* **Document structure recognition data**
•••••

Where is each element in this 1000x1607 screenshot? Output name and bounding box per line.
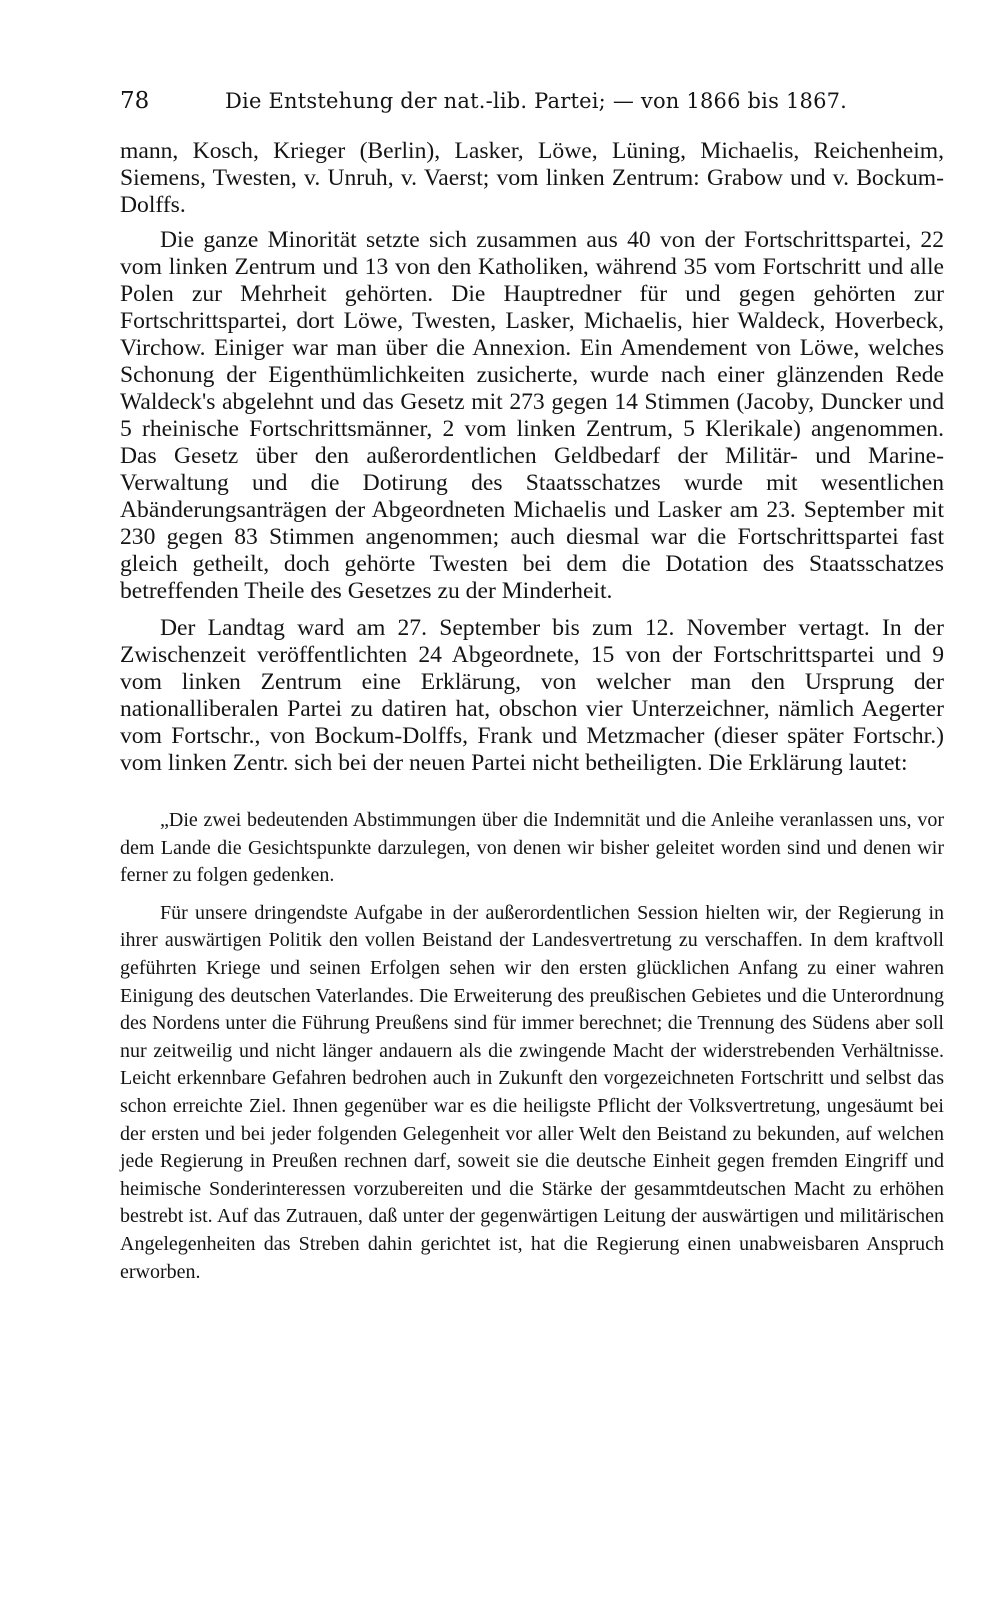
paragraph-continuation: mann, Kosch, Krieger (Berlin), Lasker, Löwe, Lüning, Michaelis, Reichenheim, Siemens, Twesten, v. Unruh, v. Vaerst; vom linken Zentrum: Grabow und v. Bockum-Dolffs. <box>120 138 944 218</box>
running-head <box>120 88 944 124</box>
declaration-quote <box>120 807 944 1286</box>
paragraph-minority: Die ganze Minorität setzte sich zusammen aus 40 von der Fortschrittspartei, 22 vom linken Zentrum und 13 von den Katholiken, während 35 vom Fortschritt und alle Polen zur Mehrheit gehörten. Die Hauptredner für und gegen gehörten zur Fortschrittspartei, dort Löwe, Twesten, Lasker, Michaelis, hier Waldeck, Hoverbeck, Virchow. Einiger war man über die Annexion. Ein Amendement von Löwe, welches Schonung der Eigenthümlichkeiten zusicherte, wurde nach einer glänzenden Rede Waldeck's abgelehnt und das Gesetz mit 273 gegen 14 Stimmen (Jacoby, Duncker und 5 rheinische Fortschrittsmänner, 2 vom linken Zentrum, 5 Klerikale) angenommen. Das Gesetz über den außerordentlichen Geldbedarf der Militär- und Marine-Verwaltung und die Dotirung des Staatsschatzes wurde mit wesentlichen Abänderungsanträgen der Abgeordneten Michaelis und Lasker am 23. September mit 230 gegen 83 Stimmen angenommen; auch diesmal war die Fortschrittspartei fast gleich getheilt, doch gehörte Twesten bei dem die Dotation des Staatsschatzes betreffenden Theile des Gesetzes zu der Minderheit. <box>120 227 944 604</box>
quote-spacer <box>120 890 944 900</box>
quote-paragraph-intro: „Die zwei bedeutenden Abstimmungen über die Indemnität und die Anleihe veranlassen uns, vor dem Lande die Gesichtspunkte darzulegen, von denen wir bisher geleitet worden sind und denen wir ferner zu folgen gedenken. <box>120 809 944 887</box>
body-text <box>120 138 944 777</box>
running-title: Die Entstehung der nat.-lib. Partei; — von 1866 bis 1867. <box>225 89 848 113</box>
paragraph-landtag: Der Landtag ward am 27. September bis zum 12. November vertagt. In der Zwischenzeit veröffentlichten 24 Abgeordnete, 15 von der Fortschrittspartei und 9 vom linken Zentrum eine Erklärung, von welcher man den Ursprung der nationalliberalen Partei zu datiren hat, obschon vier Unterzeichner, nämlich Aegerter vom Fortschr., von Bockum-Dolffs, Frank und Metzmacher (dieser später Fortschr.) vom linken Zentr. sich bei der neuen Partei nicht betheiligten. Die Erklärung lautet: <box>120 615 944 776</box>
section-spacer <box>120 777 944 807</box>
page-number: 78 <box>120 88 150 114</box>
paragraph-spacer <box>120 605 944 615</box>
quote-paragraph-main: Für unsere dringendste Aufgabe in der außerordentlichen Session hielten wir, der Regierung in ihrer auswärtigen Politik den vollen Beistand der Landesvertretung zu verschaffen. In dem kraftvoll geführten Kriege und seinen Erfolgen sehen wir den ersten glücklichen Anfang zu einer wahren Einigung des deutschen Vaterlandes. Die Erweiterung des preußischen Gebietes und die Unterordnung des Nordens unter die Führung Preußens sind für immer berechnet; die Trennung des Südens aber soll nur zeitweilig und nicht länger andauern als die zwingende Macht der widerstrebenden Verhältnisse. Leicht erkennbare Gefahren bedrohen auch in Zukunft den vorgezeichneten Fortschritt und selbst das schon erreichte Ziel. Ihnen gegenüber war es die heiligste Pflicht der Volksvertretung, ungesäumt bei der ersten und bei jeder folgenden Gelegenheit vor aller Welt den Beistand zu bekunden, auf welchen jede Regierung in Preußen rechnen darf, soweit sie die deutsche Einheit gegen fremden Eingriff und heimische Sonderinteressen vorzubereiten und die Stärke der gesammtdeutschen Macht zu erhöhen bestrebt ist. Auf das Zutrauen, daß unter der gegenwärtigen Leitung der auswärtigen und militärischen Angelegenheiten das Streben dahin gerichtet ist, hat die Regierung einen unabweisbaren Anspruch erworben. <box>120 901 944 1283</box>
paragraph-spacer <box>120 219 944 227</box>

•••••

* **TASK BRIEF**
Look through the entries above and say how many lines contain "running", giving nothing but the number.

* **TASK ANSWER**
2